Type every record exactly as it appears.

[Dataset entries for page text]
──────

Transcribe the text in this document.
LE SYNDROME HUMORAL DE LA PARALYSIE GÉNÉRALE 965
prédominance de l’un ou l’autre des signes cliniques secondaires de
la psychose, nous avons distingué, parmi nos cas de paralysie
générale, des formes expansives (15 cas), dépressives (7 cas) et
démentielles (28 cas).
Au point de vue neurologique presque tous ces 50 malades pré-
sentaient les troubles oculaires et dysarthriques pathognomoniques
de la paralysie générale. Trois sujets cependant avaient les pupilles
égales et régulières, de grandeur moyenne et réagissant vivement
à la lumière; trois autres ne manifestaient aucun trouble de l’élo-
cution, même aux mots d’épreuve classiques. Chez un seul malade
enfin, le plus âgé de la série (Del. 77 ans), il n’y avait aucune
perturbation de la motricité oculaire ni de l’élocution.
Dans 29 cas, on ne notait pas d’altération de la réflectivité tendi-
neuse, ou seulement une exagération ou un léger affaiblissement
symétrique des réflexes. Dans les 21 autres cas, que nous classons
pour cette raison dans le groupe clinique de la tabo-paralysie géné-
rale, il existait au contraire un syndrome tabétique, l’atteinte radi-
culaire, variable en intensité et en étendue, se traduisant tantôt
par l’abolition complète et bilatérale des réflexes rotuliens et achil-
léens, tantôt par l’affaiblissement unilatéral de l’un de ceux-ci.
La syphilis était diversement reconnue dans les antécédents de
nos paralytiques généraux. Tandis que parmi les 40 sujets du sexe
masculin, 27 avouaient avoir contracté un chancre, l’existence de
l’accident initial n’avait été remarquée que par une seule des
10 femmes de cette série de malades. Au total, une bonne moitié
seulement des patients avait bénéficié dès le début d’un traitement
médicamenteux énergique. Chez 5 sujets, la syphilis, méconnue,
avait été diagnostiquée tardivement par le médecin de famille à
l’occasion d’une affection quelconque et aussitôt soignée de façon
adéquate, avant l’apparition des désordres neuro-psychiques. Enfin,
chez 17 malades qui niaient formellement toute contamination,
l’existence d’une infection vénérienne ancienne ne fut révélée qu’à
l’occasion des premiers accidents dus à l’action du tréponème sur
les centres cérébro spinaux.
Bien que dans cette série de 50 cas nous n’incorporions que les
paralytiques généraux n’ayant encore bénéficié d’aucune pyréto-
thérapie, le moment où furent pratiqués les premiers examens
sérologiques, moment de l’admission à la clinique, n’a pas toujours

──────

◆ **Solution to this task**:
Transcribe the text in this document.
LE SYNDROME HUMORAL DE LA PARALYSIE GÉNÉRALE 965
prédominance de l’un ou l’autre des signes cliniques secondaires de
la psychose, nous avons distingué, parmi nos cas de paralysie
générale, des formes expansives (15 cas), dépressives (7 cas) et
démentielles (28 cas).
Au point de vue neurologique presque tous ces 50 malades pré-
sentaient les troubles oculaires et dysarthriques pathognomoniques
de la paralysie générale. Trois sujets cependant avaient les pupilles
égales et régulières, de grandeur moyenne et réagissant vivement
à la lumière; trois autres ne manifestaient aucun trouble de l’élo-
cution, même aux mots d’épreuve classiques. Chez un seul malade
enfin, le plus âgé de la série (Del. 77 ans), il n’y avait aucune
perturbation de la motricité oculaire ni de l’élocution.
Dans 29 cas, on ne notait pas d’altération de la réflectivité tendi-
neuse, ou seulement une exagération ou un léger affaiblissement
symétrique des réflexes. Dans les 21 autres cas, que nous classons
pour cette raison dans le groupe clinique de la tabo-paralysie géné-
rale, il existait au contraire un syndrome tabétique, l’atteinte radi-
culaire, variable en intensité et en étendue, se traduisant tantôt
par l’abolition complète et bilatérale des réflexes rotuliens et achil-
léens, tantôt par l’affaiblissement unilatéral de l’un de ceux-ci.
La syphilis était diversement reconnue dans les antécédents de
nos paralytiques généraux. Tandis que parmi les 40 sujets du sexe
masculin, 27 avouaient avoir contracté un chancre, l’existence de
l’accident initial n’avait été remarquée que par une seule des
10 femmes de cette série de malades. Au total, une bonne moitié
seulement des patients avait bénéficié dès le début d’un traitement
médicamenteux énergique. Chez 5 sujets, la syphilis, méconnue,
avait été diagnostiquée tardivement par le médecin de famille à
l’occasion d’une affection quelconque et aussitôt soignée de façon
adéquate, avant l’apparition des désordres neuro-psychiques. Enfin,
chez 17 malades qui niaient formellement toute contamination,
l’existence d’une infection vénérienne ancienne ne fut révélée qu’à
l’occasion des premiers accidents dus à l’action du tréponème sur
les centres cérébro spinaux.
Bien que dans cette série de 50 cas nous n’incorporions que les
paralytiques généraux n’ayant encore bénéficié d’aucune pyréto-
thérapie, le moment où furent pratiqués les premiers examens
sérologiques, moment de l’admission à la clinique, n’a pas toujours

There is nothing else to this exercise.